» **Listed entries**
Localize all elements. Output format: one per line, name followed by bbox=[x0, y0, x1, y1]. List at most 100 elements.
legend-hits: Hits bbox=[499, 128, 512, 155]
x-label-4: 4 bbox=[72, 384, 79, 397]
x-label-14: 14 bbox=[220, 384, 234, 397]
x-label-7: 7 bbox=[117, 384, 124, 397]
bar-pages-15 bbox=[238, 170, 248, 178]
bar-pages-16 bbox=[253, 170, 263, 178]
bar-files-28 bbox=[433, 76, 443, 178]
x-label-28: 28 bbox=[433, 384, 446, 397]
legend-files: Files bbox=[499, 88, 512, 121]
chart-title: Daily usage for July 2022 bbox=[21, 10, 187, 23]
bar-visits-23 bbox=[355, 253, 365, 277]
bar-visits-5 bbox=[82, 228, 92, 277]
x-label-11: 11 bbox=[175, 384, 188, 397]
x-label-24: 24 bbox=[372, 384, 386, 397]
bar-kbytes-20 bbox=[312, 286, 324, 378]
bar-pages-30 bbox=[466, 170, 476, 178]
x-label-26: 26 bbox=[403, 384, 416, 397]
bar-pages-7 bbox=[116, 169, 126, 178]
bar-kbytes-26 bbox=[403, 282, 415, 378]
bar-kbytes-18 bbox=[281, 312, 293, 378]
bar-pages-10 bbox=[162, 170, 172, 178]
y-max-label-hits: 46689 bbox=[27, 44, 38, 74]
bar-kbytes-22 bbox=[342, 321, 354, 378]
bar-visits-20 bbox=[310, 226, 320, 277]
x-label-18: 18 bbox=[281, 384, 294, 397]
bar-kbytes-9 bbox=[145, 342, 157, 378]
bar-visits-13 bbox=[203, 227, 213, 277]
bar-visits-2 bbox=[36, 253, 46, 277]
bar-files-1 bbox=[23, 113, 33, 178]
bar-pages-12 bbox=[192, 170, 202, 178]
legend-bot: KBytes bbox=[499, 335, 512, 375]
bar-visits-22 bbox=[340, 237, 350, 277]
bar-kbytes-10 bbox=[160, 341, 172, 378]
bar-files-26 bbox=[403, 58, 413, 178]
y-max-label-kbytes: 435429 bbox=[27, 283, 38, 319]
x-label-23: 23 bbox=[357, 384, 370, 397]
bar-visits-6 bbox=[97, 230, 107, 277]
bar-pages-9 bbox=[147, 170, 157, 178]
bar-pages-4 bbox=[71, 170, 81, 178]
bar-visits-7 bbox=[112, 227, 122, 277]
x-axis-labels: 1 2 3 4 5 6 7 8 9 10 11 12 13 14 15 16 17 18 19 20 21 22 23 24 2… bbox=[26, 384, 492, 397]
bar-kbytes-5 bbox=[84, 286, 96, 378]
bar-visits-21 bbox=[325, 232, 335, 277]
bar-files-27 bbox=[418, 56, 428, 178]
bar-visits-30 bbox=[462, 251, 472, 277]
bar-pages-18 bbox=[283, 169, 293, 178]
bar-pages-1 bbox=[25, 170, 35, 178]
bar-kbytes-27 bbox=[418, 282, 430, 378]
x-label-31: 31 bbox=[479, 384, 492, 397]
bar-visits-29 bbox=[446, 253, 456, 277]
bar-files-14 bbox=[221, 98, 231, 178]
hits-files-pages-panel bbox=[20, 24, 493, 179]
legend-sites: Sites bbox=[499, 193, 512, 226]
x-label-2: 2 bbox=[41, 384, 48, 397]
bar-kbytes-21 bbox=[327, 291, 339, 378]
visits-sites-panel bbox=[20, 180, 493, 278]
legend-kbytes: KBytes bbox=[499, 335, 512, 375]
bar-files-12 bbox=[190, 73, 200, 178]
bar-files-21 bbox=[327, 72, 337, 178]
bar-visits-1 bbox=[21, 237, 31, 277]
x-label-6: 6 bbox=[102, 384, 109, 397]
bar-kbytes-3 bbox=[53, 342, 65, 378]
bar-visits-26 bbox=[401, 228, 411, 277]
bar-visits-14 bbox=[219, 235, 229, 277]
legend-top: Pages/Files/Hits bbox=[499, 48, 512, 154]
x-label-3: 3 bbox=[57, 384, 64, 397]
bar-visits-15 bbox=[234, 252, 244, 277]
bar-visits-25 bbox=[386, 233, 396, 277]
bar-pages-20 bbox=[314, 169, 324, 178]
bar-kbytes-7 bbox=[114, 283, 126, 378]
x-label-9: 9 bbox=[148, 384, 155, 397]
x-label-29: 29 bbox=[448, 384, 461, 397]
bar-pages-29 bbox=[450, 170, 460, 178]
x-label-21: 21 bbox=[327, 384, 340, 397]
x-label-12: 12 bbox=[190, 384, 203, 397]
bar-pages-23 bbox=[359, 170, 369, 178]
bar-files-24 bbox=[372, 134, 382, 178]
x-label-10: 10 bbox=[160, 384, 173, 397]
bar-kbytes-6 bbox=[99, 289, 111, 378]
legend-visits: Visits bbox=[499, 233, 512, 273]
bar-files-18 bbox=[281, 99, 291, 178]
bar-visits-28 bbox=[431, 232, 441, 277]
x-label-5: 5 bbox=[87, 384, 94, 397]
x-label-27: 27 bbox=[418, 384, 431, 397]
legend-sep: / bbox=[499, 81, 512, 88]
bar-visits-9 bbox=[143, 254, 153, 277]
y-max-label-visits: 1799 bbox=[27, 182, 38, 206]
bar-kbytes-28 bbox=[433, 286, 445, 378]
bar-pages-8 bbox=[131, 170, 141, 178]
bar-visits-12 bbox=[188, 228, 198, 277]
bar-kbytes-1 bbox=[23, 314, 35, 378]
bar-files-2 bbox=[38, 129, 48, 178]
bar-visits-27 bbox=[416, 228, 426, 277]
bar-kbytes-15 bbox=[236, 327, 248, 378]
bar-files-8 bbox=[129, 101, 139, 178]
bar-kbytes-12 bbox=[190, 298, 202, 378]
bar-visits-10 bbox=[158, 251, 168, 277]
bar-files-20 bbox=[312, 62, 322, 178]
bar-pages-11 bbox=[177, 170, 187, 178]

» **Problem details**
Rewrite the data from its first line through the line containing "bar-visits-30 bbox=[462, 251, 472, 277]", changing "Daily usage" to "Daily traffic" and leaving everything else as it is.

» **Result of this task**
Localize all elements. Output format: one per line, name followed by bbox=[x0, y0, x1, y1]. List at most 100 elements.
legend-hits: Hits bbox=[499, 128, 512, 155]
x-label-4: 4 bbox=[72, 384, 79, 397]
x-label-14: 14 bbox=[220, 384, 234, 397]
x-label-7: 7 bbox=[117, 384, 124, 397]
bar-pages-15 bbox=[238, 170, 248, 178]
bar-pages-16 bbox=[253, 170, 263, 178]
bar-files-28 bbox=[433, 76, 443, 178]
x-label-28: 28 bbox=[433, 384, 446, 397]
legend-files: Files bbox=[499, 88, 512, 121]
chart-title: Daily traffic for July 2022 bbox=[21, 10, 187, 23]
bar-visits-23 bbox=[355, 253, 365, 277]
bar-visits-5 bbox=[82, 228, 92, 277]
x-label-11: 11 bbox=[175, 384, 188, 397]
x-label-24: 24 bbox=[372, 384, 386, 397]
bar-kbytes-20 bbox=[312, 286, 324, 378]
bar-pages-30 bbox=[466, 170, 476, 178]
x-label-26: 26 bbox=[403, 384, 416, 397]
bar-pages-7 bbox=[116, 169, 126, 178]
bar-kbytes-26 bbox=[403, 282, 415, 378]
bar-kbytes-18 bbox=[281, 312, 293, 378]
bar-pages-10 bbox=[162, 170, 172, 178]
y-max-label-hits: 46689 bbox=[27, 44, 38, 74]
bar-kbytes-22 bbox=[342, 321, 354, 378]
bar-visits-20 bbox=[310, 226, 320, 277]
x-label-18: 18 bbox=[281, 384, 294, 397]
bar-kbytes-9 bbox=[145, 342, 157, 378]
bar-visits-13 bbox=[203, 227, 213, 277]
bar-visits-2 bbox=[36, 253, 46, 277]
bar-files-1 bbox=[23, 113, 33, 178]
bar-pages-12 bbox=[192, 170, 202, 178]
legend-bot: KBytes bbox=[499, 335, 512, 375]
bar-visits-22 bbox=[340, 237, 350, 277]
bar-kbytes-10 bbox=[160, 341, 172, 378]
bar-files-26 bbox=[403, 58, 413, 178]
y-max-label-kbytes: 435429 bbox=[27, 283, 38, 319]
x-label-23: 23 bbox=[357, 384, 370, 397]
bar-visits-6 bbox=[97, 230, 107, 277]
bar-pages-9 bbox=[147, 170, 157, 178]
bar-pages-4 bbox=[71, 170, 81, 178]
bar-visits-7 bbox=[112, 227, 122, 277]
x-axis-labels: 1 2 3 4 5 6 7 8 9 10 11 12 13 14 15 16 17 18 19 20 21 22 23 24 2… bbox=[26, 384, 492, 397]
bar-kbytes-5 bbox=[84, 286, 96, 378]
bar-visits-21 bbox=[325, 232, 335, 277]
bar-files-27 bbox=[418, 56, 428, 178]
bar-visits-30 bbox=[462, 251, 472, 277]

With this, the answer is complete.